__Written tasks__:
(a) Answer these from the post about Velvet Elvis:
(i) Which friend suggested the book?
(ii) What is the other part of the book's title?
(iii) Who is named as the author?
(b) Reproduce word for word the part of the post about Velvet Elvis between "This isn’t irrational" and "situation is a better way to live.", inclusive.

__Passage__:
= = = =

Saturday, August 01, 2009

velvet elvis


I started reading this book by accident. Good friend Merry Carol was reading it and had suggested I might like it too. The other part of the title is “Repainting the Christian Faith”. To be honest, I’m not a great reader of “Christian books”. I’d certainly never heard of the author, Rob Bell. I read the opening chapter and was intrigued. I liked the way the book looked and was set out (sorry, but these things are important for me!), I liked his writing style and some of the things he was saying and the way he said it, for example (and yes, I feel I could have written this – so I realise it’s not earth-shattering stuff!):
As a Christian, I am simply trying to orient myself around living a particular kind of way, the kind of way that Jesus taught is possible. And I think that the way of Jesus is the best possible way to live.
This isn’t irrational or primitive or blind faith. It is merely being honest that we are living a ‘way’.
I’m convinced being generous is a better way to live.
I’m convinced forgiving people and not carrying around bitterness is a better way to live.
I’m convinced having compassion is a better way to live.
I’m convinced pursuing peace in every situation is a better way to live.
I’m convinced listening to the wisdom of others is a better way to live.
I’m convinced being honest with people is a better way to live
”.

= = = =

__Data shown__:

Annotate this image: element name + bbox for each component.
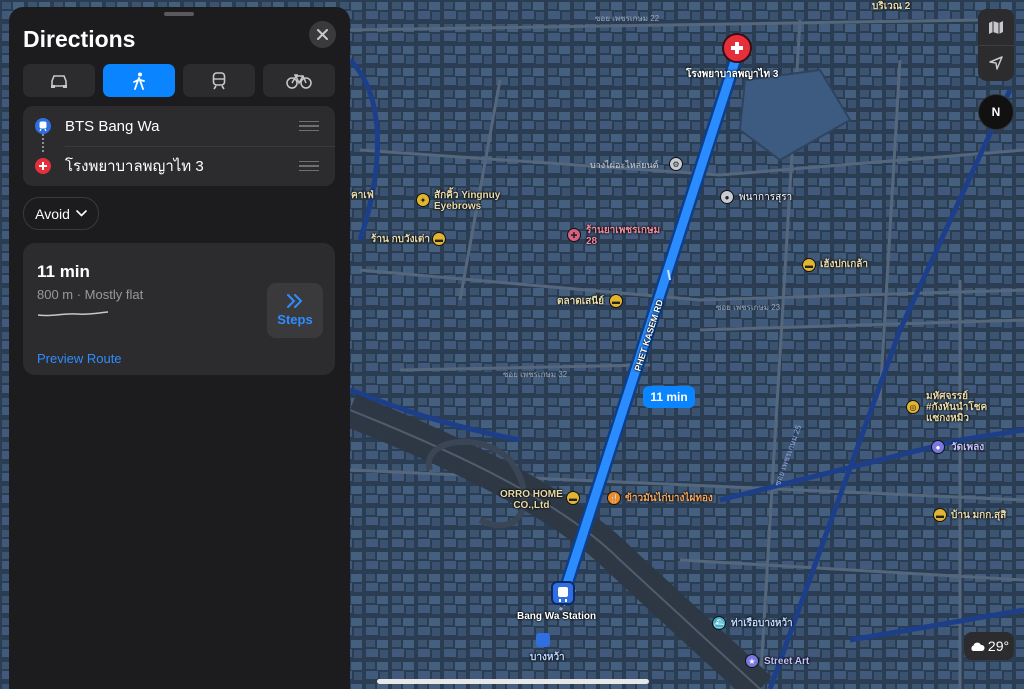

= = = =

__Full answers__:
(a)
(i) Merry Carol
(ii) "Repainting the Christian Faith"
(iii) Rob Bell

(b)
This isn’t irrational or primitive or blind faith. It is merely being honest that we are living a ‘way’.
I’m convinced being generous is a better way to live.
I’m convinced forgiving people and not carrying around bitterness is a better way to live.
I’m convinced having compassion is a better way to live.
I’m convinced pursuing peace in every situation is a better way to live.